* begin Stored records *
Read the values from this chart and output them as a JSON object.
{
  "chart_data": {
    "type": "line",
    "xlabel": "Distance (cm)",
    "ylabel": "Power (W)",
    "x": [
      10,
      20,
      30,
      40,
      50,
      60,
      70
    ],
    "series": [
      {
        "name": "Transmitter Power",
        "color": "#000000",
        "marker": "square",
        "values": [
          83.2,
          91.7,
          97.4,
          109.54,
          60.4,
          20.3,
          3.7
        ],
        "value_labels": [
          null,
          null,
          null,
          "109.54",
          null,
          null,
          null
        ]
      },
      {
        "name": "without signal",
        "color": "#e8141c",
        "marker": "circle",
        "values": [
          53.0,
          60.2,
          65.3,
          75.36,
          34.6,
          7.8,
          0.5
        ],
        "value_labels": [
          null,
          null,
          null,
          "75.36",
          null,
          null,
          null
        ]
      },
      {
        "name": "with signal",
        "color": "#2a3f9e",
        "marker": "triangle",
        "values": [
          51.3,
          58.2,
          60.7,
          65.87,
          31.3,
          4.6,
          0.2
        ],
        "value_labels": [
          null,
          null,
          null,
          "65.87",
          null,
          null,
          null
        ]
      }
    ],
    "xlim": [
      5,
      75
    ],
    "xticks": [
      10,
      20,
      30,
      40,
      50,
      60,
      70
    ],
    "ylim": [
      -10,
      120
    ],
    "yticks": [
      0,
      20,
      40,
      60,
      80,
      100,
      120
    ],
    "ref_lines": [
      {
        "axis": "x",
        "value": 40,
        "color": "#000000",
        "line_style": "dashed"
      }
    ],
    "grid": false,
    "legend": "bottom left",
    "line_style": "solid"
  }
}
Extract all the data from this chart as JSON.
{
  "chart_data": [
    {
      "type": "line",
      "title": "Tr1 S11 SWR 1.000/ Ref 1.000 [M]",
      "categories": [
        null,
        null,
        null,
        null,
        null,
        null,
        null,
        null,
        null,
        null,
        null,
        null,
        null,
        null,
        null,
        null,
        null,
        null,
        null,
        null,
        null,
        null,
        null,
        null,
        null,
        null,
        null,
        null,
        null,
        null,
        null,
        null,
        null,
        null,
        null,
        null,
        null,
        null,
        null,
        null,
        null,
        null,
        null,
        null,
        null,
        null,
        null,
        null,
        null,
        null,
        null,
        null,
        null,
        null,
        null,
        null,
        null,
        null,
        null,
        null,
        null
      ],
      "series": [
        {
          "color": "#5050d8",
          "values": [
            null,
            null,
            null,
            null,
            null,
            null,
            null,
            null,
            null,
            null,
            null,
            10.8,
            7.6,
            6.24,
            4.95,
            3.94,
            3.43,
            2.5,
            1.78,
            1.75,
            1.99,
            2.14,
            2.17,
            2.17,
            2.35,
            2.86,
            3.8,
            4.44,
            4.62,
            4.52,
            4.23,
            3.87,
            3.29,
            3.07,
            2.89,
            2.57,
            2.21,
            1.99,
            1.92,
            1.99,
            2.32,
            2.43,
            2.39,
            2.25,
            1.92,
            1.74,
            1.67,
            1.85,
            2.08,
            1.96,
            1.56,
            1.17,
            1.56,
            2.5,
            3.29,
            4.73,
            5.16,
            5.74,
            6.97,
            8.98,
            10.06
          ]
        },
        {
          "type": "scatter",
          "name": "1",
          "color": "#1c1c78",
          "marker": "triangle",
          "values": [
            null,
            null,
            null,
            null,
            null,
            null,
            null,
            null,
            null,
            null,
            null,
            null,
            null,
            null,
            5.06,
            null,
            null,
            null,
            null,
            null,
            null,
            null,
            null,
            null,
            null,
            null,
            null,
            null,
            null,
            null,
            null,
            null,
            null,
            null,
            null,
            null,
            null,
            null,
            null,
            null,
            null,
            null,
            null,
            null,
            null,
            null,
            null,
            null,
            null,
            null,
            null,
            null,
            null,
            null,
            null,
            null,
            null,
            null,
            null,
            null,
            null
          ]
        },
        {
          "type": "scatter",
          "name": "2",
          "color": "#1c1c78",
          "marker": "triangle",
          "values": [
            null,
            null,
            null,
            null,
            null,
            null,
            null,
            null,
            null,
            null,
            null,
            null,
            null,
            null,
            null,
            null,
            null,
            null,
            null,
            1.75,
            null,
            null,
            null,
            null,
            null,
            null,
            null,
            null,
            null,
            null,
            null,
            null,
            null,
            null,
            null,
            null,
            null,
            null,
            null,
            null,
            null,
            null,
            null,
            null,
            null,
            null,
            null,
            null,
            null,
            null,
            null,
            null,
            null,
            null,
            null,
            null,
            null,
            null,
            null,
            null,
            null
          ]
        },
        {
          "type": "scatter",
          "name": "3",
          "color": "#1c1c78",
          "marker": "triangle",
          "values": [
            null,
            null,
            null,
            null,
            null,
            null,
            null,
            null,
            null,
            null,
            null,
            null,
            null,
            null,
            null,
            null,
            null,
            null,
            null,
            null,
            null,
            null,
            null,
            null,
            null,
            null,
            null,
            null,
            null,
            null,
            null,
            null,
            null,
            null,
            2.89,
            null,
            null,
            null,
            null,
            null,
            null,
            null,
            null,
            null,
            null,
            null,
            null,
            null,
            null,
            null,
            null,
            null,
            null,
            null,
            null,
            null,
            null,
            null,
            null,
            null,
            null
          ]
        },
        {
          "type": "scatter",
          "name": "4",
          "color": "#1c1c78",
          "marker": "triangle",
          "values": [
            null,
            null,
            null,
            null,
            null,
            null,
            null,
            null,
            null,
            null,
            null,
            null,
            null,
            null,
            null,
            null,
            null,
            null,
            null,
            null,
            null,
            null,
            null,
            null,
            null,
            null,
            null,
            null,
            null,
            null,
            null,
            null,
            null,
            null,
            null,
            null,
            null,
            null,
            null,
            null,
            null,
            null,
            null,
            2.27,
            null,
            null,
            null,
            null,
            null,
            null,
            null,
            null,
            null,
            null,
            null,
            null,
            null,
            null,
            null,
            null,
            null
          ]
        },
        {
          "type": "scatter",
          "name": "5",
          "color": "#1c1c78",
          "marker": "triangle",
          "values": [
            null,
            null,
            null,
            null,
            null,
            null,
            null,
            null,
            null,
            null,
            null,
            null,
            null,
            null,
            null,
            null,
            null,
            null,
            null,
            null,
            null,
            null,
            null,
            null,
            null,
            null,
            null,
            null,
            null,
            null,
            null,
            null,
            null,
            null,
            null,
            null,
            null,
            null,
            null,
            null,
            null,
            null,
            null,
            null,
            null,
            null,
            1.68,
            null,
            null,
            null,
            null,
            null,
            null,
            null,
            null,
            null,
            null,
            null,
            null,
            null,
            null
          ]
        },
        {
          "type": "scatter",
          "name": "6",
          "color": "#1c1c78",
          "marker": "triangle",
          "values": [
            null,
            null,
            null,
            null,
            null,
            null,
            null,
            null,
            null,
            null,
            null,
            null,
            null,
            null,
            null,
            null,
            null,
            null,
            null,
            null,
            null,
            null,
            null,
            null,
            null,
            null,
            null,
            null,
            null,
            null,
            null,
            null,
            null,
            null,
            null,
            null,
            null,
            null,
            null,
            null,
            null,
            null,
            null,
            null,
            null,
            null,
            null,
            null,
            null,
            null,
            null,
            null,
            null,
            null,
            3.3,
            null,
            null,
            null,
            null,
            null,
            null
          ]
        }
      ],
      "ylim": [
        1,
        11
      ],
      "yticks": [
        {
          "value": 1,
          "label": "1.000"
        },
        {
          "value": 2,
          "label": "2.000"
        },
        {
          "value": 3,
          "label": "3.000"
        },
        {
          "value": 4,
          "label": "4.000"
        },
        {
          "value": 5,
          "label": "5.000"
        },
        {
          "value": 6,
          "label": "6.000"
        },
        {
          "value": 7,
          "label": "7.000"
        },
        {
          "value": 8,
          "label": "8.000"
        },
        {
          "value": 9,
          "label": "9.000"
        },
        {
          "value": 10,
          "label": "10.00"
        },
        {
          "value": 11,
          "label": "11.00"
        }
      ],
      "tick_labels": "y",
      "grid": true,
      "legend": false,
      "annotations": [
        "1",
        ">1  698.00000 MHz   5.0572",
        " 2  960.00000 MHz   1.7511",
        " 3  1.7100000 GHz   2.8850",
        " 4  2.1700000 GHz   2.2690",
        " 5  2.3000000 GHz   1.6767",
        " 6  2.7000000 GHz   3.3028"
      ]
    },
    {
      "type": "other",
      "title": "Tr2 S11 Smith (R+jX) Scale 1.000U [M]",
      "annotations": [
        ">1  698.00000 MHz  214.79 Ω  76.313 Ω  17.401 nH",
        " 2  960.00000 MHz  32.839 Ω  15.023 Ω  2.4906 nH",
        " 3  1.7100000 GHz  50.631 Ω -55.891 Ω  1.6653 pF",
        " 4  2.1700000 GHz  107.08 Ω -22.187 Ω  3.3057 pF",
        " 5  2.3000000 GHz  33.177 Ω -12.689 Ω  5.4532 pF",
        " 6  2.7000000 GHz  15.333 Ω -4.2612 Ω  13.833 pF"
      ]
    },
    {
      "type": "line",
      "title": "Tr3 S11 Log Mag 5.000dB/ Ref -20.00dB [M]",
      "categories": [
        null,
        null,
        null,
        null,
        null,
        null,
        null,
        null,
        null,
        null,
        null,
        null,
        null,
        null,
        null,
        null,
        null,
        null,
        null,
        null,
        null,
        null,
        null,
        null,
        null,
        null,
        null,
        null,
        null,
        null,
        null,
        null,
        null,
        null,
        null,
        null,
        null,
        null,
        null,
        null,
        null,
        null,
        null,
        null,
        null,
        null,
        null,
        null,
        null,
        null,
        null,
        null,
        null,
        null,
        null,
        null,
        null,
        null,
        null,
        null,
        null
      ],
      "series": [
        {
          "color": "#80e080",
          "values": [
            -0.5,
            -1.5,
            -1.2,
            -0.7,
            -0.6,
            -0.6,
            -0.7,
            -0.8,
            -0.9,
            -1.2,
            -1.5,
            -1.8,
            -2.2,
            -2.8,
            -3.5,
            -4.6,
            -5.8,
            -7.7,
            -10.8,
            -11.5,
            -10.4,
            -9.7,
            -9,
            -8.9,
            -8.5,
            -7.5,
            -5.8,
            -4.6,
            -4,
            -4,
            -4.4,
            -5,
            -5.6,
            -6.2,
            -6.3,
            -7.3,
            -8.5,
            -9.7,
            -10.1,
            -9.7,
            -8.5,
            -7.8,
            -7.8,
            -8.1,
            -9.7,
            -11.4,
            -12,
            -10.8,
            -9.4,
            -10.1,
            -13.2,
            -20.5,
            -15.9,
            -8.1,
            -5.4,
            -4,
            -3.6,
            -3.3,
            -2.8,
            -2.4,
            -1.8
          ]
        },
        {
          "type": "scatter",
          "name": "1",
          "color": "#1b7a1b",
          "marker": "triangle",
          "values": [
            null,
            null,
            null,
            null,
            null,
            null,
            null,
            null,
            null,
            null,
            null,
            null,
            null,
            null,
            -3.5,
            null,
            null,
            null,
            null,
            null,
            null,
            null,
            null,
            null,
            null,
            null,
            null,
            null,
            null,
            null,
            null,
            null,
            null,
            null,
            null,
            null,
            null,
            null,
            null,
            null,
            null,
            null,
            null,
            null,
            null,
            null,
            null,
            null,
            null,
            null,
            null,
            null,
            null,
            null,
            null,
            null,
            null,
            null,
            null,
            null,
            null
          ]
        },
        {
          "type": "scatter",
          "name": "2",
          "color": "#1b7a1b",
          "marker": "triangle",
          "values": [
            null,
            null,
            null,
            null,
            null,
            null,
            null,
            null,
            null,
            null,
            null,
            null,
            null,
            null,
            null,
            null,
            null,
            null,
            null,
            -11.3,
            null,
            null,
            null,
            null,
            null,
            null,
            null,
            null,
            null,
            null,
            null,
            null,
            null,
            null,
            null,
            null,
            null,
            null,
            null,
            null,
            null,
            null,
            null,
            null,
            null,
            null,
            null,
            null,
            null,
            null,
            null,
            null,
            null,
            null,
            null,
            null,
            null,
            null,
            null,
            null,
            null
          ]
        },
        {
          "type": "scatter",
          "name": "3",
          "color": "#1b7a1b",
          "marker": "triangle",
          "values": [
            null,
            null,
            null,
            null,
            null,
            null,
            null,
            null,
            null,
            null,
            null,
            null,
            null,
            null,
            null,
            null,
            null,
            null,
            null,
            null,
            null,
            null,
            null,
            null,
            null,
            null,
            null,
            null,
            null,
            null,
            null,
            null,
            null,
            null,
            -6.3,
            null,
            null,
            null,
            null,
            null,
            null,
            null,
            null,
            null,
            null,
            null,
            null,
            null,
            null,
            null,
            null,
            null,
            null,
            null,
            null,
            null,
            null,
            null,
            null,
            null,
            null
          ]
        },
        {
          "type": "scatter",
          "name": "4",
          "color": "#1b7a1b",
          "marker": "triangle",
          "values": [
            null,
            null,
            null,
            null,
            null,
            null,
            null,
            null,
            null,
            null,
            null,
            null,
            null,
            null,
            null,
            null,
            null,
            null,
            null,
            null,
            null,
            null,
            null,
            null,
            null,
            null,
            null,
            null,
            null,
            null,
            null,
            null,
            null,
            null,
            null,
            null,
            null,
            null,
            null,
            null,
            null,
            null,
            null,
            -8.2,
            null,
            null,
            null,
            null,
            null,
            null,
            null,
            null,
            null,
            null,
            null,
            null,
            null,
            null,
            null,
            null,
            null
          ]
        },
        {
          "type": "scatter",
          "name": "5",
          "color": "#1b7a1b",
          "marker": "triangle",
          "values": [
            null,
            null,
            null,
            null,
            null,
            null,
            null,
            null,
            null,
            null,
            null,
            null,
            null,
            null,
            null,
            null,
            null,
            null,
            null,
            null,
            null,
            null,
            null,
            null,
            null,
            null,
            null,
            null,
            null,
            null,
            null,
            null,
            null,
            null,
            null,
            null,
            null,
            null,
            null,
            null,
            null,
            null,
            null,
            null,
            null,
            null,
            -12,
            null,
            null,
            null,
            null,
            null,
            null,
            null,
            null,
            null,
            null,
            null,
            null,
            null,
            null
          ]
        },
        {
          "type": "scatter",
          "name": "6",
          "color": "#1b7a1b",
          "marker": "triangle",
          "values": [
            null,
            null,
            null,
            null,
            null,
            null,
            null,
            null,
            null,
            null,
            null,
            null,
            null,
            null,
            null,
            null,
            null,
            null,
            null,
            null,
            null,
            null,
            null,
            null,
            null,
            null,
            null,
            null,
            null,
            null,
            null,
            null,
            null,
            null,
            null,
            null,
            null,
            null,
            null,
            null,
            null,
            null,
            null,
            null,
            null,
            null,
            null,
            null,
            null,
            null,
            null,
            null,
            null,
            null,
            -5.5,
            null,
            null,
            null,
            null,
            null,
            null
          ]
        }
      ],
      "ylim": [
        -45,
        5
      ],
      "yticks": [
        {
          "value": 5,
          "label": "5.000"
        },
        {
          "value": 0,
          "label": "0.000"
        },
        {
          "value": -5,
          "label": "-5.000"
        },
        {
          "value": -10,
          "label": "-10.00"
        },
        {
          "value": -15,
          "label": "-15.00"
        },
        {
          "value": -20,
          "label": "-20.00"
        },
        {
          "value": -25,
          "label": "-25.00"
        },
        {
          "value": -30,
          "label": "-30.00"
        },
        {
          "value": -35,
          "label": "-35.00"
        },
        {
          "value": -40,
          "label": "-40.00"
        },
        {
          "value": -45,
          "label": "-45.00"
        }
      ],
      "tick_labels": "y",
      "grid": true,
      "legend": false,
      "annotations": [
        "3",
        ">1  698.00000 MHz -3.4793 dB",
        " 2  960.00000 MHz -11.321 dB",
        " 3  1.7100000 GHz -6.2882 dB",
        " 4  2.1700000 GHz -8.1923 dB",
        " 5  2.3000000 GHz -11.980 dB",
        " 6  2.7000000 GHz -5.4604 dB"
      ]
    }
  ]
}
* end Stored records *
Goal:
Working from the entries above, return all lines that contain "title".

Answer for this exercise:
      "title": "Tr1 S11 SWR 1.000/ Ref 1.000 [M]",
      "title": "Tr2 S11 Smith (R+jX) Scale 1.000U [M]",
      "title": "Tr3 S11 Log Mag 5.000dB/ Ref -20.00dB [M]",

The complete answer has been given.